--- Begin Excerpted data ---
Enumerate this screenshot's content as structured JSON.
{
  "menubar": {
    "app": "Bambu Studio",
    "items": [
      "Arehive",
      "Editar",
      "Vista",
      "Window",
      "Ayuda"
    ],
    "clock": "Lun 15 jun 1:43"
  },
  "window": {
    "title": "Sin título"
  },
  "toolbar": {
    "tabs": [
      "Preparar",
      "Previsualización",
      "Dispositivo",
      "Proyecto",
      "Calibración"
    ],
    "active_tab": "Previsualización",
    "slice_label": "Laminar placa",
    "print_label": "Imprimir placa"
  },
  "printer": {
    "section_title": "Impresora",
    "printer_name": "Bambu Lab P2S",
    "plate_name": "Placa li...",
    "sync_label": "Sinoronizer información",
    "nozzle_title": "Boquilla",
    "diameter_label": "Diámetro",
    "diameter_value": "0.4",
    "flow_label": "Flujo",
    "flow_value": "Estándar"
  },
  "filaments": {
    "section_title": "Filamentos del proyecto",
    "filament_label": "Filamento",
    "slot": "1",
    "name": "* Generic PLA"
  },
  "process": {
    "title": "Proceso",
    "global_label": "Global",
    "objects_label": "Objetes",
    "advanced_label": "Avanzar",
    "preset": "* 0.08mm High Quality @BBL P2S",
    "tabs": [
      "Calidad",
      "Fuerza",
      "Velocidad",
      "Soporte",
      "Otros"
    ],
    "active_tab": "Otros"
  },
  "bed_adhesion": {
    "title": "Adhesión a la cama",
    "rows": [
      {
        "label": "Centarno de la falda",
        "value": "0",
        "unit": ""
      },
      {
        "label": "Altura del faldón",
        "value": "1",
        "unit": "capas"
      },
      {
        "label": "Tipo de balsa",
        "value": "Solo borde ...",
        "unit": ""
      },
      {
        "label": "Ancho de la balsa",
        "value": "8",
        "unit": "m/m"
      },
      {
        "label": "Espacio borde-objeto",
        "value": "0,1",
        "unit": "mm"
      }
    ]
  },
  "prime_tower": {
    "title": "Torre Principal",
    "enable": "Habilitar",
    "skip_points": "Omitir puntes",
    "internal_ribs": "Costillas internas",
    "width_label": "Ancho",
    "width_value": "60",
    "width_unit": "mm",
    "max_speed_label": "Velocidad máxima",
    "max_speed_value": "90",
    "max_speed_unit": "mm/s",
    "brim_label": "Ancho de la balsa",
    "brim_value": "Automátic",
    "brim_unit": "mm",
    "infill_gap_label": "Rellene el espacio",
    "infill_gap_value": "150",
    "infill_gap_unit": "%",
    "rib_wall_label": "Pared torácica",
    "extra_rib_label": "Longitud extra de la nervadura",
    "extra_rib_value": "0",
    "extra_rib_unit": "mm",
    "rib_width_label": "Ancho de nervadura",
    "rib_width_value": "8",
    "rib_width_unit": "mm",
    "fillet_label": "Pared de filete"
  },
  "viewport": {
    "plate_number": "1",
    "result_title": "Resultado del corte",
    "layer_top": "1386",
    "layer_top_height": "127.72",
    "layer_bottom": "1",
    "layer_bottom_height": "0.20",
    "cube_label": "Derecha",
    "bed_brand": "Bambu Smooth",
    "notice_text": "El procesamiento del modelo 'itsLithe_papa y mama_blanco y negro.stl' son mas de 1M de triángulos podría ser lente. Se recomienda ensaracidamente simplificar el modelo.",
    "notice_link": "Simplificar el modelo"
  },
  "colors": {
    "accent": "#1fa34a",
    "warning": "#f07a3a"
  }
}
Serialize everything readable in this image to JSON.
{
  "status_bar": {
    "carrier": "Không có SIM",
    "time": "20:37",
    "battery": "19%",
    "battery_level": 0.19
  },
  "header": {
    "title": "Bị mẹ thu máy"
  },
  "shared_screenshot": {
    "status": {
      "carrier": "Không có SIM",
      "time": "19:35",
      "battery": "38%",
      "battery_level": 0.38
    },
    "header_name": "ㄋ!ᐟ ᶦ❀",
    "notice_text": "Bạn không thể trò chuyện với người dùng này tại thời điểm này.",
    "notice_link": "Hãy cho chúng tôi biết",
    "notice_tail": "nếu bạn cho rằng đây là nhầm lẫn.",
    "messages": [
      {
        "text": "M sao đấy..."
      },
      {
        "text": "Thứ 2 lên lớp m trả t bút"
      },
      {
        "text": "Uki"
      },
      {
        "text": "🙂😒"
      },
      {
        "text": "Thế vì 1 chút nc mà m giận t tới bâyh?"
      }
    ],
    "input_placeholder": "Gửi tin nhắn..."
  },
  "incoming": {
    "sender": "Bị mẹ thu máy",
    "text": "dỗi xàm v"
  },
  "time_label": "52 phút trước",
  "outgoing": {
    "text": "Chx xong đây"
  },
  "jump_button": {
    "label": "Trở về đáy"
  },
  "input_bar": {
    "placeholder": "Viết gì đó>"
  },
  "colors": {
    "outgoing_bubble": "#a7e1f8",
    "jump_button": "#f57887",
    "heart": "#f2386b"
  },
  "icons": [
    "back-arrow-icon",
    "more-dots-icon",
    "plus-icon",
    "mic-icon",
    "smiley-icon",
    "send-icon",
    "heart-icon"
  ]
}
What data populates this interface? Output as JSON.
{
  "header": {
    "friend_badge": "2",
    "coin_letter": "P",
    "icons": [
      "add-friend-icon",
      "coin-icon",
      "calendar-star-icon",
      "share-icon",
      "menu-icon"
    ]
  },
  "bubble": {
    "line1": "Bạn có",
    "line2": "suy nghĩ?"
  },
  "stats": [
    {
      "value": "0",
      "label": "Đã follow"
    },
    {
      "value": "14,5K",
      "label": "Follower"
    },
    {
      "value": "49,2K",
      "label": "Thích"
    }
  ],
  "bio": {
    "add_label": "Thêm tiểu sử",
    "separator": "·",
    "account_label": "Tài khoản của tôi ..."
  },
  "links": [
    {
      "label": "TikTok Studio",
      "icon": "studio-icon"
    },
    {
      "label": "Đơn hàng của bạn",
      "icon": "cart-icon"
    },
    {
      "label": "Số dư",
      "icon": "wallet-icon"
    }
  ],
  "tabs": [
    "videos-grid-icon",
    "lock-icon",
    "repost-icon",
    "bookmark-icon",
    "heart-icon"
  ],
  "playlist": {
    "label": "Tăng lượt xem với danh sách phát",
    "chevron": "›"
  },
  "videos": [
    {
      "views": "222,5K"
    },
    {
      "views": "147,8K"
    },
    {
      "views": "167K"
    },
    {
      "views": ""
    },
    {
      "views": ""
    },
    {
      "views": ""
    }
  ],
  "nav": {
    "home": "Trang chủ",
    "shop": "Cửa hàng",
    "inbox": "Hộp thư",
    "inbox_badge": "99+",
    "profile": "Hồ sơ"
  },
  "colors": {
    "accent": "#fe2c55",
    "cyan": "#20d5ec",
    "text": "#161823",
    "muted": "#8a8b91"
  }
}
--- End Excerpted data ---
**Aim:**
Check each line above for the word "modelo" and give the number of lines that have it, nothing else.

**Result of this task:**
2